### TASK DESCRIPTION
Find the lines below that contain the string "winning". Copy each one.
-- start of INFORMATION GIVEN --
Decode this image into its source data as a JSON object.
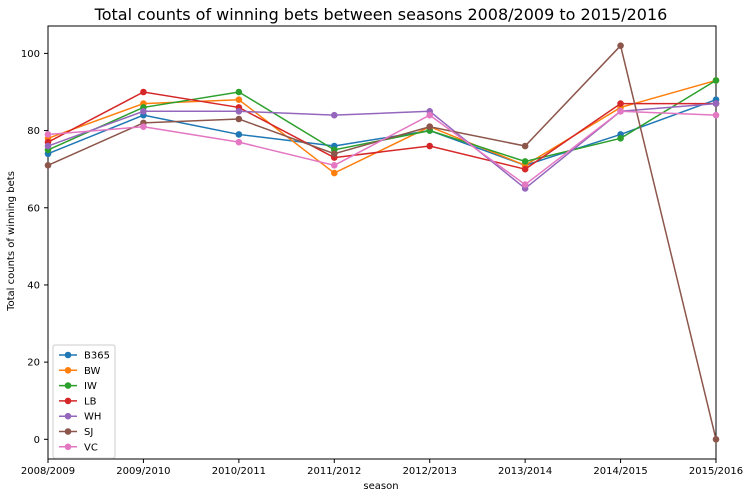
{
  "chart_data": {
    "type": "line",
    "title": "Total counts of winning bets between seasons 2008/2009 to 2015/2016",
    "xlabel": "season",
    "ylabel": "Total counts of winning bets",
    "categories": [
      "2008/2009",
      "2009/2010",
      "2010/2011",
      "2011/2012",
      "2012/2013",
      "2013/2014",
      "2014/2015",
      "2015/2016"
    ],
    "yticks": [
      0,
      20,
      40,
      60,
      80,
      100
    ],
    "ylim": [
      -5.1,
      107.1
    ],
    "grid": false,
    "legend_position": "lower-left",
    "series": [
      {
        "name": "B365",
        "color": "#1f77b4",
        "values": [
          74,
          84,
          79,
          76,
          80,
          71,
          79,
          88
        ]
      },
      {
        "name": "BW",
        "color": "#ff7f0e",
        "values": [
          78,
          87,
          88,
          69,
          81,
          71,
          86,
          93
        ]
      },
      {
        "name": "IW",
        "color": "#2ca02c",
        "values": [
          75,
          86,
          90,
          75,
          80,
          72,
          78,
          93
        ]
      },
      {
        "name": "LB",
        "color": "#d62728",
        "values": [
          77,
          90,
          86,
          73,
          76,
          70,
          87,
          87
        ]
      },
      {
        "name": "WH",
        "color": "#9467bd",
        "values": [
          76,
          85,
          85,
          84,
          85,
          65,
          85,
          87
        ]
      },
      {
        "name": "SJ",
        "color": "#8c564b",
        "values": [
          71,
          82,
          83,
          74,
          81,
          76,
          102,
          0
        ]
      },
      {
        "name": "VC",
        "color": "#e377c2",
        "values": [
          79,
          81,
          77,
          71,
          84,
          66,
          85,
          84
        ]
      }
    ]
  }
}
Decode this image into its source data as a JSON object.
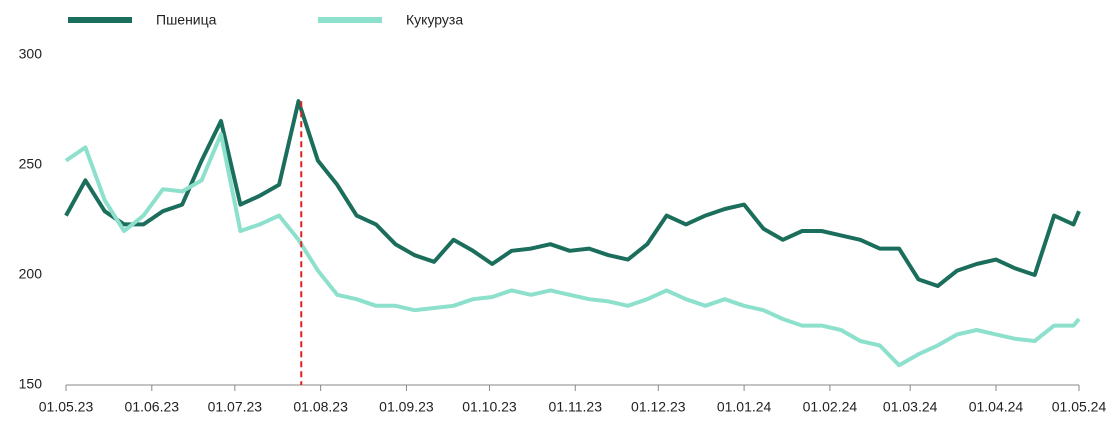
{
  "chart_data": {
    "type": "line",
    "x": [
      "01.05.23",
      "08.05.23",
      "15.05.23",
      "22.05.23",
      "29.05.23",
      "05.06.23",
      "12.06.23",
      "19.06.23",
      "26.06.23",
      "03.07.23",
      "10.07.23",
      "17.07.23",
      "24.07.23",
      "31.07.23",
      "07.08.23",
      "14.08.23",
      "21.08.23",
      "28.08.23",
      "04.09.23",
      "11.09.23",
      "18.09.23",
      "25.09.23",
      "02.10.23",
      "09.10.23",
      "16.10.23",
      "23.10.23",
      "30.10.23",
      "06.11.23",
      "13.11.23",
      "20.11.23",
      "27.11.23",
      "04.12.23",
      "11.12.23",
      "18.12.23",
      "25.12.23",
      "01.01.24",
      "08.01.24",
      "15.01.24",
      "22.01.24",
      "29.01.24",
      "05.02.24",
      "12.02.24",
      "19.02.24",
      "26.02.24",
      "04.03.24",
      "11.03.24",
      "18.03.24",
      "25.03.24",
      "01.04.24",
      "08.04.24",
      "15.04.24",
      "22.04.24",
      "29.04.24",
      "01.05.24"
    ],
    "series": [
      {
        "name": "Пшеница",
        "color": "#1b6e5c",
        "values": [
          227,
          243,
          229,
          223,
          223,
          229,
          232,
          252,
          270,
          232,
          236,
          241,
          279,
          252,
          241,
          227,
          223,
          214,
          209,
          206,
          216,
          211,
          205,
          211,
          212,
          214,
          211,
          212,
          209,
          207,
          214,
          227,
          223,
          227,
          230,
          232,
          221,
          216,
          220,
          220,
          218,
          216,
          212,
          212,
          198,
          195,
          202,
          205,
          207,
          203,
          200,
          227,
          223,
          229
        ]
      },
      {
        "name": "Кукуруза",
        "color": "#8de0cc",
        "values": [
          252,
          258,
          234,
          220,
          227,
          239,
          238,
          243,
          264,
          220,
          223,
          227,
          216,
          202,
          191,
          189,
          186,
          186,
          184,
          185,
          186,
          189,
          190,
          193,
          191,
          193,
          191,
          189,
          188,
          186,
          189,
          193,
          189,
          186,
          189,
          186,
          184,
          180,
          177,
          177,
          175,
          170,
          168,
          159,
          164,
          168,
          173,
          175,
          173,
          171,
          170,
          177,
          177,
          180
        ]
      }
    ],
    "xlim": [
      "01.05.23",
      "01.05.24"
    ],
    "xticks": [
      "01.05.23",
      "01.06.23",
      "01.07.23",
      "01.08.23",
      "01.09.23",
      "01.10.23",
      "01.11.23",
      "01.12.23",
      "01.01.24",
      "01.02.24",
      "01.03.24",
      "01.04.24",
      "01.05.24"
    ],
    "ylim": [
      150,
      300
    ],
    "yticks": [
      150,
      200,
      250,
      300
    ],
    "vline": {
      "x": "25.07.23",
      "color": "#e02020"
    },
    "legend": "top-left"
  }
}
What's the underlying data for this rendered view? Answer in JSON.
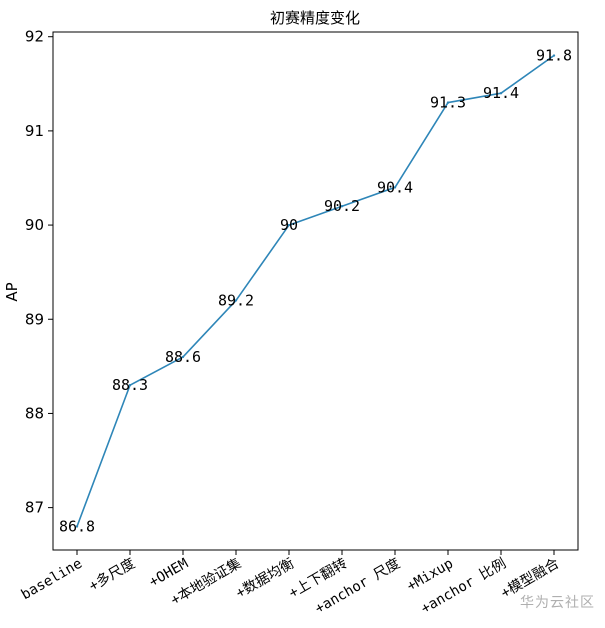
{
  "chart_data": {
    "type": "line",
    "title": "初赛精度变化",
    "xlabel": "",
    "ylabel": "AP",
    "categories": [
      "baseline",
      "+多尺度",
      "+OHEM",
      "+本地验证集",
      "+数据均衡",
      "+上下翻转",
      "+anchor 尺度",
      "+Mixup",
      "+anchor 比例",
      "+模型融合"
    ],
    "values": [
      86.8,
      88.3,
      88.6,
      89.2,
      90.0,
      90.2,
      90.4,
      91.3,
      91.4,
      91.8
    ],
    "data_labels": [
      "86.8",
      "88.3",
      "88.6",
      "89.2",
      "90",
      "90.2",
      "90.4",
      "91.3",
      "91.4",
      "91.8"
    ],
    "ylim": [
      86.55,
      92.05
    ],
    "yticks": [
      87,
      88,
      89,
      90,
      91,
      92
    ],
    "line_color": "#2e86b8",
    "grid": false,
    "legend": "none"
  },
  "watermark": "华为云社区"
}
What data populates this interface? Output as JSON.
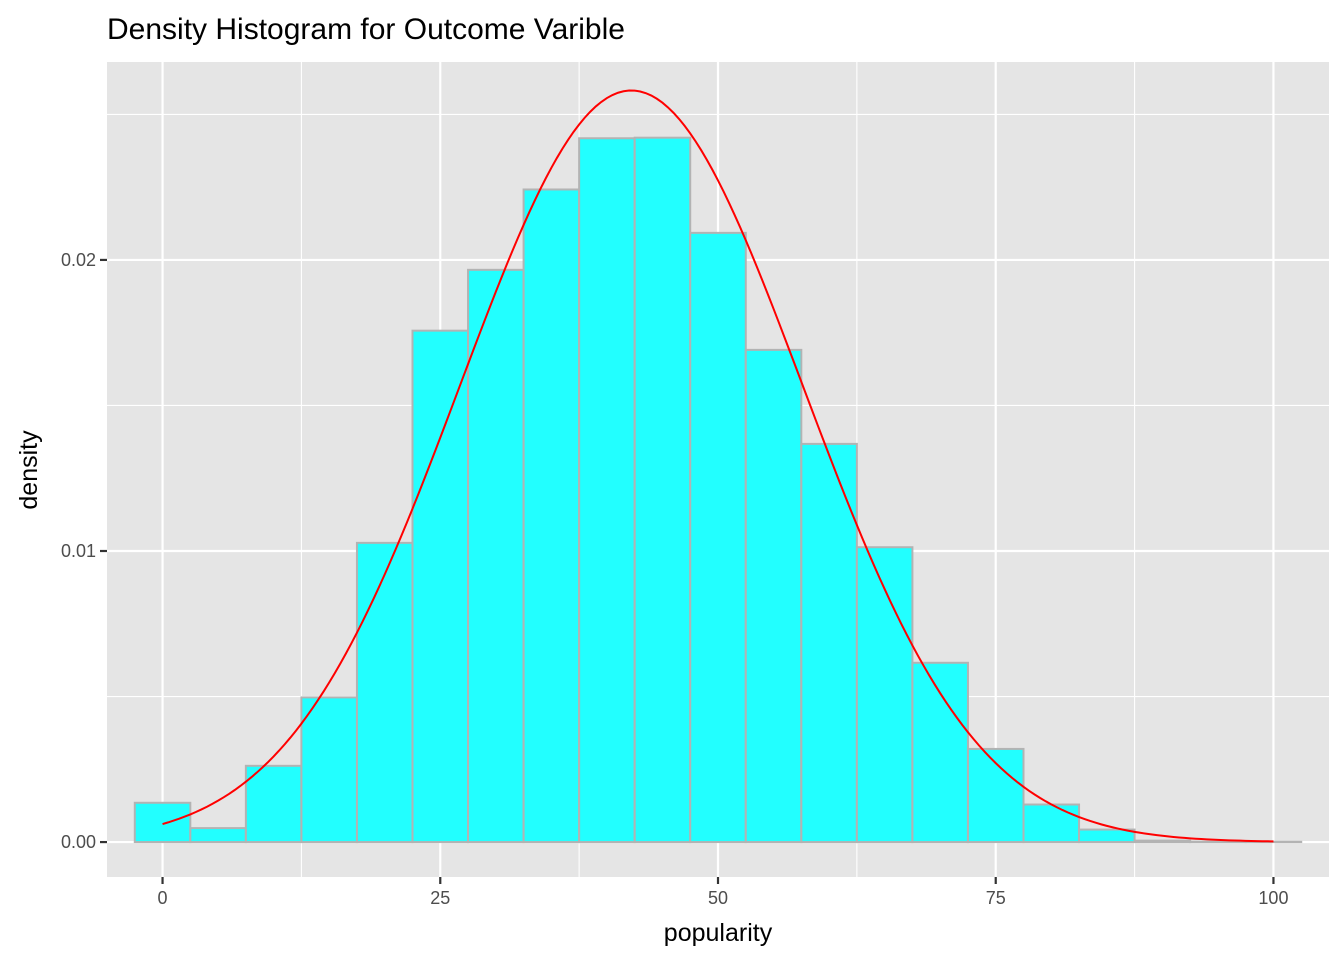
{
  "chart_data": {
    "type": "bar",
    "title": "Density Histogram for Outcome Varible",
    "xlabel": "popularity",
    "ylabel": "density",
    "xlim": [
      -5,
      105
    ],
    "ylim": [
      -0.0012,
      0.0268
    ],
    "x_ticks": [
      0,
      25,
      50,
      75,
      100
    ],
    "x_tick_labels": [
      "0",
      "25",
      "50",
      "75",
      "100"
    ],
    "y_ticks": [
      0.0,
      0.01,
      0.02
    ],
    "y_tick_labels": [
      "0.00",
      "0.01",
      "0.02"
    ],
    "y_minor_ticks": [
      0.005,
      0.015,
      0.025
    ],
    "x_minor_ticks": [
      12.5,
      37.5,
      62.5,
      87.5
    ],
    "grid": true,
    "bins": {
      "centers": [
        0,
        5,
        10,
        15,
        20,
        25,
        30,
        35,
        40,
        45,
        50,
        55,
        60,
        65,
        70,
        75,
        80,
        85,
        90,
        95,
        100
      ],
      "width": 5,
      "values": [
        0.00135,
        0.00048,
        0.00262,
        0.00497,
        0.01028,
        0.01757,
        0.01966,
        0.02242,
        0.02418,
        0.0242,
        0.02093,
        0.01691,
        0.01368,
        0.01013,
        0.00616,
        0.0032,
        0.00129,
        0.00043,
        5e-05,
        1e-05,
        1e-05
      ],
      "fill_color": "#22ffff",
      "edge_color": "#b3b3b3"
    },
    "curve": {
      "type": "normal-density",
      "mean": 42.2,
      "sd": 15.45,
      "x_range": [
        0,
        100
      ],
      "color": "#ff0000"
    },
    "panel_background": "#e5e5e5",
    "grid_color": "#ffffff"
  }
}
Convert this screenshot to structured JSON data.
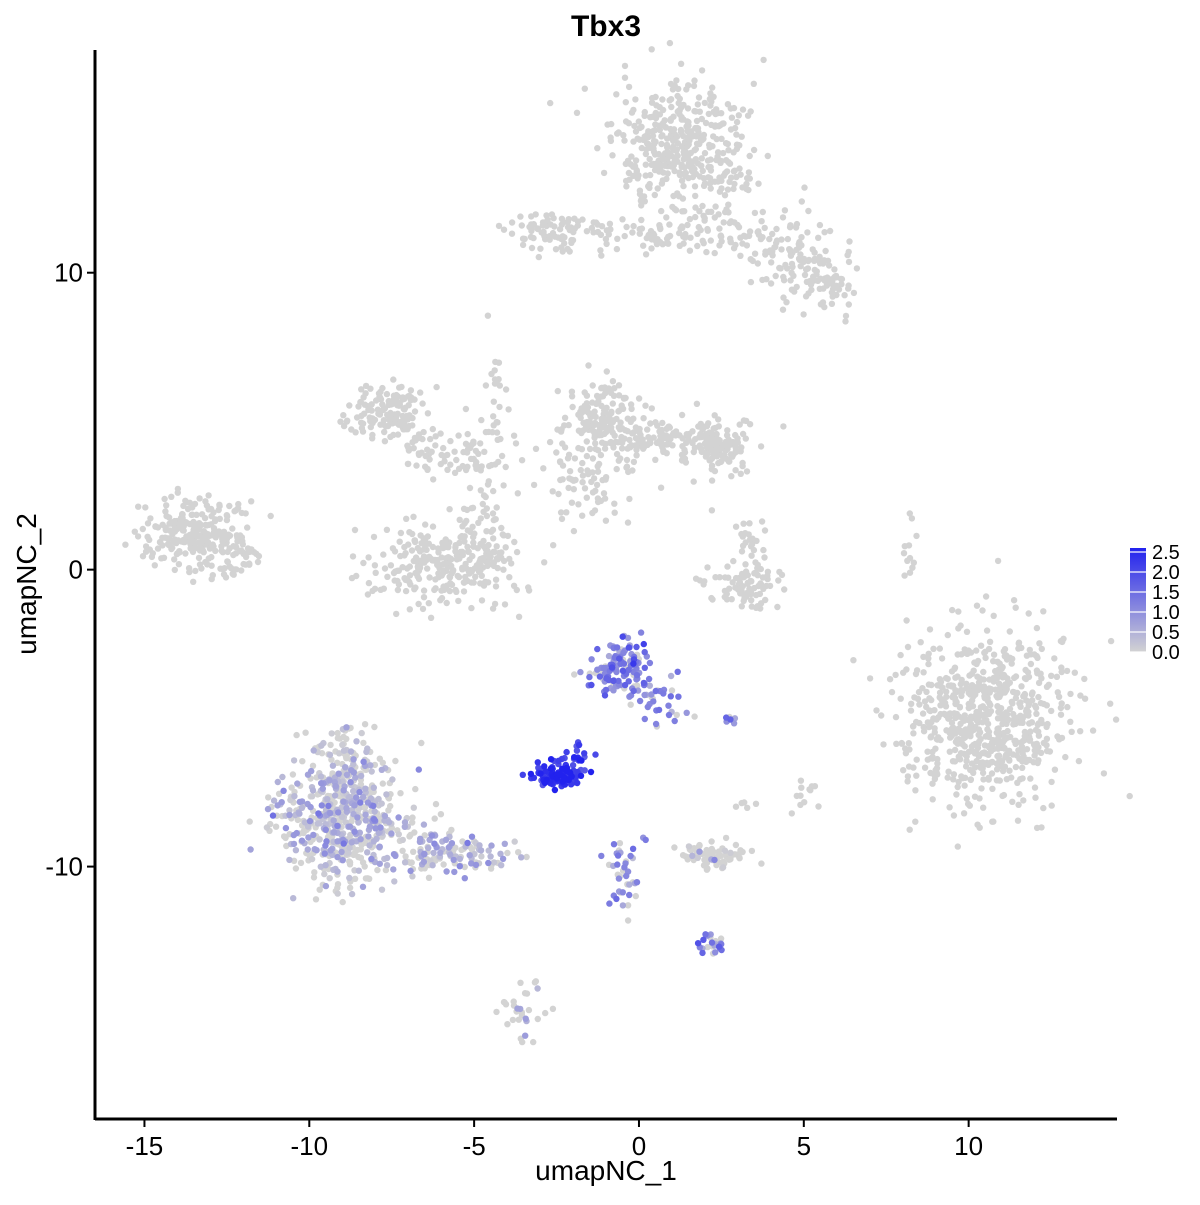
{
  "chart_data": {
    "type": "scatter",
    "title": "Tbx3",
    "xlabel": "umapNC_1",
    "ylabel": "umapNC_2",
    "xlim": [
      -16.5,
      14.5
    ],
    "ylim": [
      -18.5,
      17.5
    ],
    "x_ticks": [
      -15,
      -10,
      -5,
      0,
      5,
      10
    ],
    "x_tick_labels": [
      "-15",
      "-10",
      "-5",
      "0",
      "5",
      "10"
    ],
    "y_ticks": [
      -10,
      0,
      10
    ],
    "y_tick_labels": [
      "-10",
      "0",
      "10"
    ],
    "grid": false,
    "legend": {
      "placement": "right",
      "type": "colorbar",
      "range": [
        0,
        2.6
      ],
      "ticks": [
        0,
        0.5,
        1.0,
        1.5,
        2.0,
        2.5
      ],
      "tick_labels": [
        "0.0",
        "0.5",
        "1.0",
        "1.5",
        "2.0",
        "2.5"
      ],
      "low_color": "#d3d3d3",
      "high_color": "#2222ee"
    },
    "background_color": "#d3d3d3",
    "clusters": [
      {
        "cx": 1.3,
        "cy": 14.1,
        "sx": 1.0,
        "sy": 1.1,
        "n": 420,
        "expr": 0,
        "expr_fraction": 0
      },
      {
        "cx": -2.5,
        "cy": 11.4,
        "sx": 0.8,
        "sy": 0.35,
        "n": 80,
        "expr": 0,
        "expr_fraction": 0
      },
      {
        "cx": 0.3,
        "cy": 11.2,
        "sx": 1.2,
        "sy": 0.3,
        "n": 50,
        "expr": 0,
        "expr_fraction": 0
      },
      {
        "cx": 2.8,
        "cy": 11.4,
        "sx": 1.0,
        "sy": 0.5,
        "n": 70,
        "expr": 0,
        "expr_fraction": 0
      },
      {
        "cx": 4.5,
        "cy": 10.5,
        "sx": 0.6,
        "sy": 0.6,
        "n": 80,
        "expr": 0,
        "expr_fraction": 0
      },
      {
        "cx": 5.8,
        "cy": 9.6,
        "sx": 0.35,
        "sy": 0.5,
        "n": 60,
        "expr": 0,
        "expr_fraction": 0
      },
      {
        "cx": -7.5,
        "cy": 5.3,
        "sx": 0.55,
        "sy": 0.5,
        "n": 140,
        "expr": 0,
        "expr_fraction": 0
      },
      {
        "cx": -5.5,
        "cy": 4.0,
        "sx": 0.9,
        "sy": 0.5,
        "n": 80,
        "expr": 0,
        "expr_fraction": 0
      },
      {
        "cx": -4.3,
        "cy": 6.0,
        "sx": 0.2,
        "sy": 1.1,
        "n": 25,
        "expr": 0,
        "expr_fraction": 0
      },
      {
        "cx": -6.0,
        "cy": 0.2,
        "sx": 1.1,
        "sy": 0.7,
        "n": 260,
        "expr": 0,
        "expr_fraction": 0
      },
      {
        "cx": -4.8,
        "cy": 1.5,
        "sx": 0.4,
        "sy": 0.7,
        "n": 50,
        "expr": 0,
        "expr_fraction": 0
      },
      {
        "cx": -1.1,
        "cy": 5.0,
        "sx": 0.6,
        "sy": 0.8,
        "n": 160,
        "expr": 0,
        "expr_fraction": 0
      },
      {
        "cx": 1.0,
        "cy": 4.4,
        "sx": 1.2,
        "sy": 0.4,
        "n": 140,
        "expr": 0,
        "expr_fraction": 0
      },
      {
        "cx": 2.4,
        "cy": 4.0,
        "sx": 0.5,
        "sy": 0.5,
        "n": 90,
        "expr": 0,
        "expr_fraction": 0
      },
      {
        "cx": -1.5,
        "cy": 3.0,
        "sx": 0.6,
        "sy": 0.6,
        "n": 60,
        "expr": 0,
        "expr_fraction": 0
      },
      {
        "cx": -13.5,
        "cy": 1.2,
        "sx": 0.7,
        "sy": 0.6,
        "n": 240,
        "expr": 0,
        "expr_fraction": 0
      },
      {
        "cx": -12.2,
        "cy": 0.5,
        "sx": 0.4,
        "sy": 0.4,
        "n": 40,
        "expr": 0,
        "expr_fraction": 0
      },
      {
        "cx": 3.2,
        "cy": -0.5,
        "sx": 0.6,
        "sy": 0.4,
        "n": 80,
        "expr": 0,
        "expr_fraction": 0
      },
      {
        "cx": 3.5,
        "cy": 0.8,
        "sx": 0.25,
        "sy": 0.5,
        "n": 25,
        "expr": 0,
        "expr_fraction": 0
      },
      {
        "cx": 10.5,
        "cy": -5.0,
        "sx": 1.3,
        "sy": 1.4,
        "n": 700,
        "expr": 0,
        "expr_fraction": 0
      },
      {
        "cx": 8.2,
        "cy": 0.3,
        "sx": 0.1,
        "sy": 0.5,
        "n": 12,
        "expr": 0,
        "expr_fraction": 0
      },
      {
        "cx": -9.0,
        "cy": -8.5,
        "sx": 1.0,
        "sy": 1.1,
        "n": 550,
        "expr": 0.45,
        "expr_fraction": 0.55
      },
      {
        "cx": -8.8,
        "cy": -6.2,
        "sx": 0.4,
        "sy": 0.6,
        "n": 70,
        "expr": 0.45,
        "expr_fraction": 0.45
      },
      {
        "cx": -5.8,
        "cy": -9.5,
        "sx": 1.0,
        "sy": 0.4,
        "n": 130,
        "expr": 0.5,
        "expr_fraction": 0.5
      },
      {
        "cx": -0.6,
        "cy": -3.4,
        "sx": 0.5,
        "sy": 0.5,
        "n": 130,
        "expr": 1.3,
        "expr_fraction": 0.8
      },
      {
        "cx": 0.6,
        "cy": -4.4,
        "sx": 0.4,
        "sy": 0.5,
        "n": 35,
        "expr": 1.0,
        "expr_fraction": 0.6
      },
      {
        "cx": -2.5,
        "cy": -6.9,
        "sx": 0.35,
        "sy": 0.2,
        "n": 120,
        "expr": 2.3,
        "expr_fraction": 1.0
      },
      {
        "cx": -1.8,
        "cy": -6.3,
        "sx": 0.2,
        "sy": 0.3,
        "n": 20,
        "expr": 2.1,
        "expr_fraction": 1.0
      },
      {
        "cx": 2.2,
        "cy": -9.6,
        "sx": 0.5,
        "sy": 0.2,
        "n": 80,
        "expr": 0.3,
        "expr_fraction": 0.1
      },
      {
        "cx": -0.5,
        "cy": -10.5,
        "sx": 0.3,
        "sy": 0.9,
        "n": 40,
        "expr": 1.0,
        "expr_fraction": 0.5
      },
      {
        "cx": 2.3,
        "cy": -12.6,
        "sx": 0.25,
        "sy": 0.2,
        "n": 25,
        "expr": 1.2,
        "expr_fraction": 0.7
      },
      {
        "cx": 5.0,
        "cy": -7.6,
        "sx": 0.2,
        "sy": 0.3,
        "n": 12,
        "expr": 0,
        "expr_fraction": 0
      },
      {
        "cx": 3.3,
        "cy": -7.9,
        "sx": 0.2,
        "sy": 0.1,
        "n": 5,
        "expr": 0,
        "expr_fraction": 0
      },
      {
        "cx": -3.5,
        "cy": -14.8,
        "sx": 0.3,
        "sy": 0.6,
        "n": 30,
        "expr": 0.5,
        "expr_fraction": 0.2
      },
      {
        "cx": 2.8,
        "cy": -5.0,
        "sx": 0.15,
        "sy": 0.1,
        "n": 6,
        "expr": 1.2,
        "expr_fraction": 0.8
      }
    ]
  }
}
-- end of INFORMATION GIVEN --
### THE ANSWER
    "title": "Total counts of winning bets between seasons 2008/2009 to 2015/2016",
    "ylabel": "Total counts of winning bets",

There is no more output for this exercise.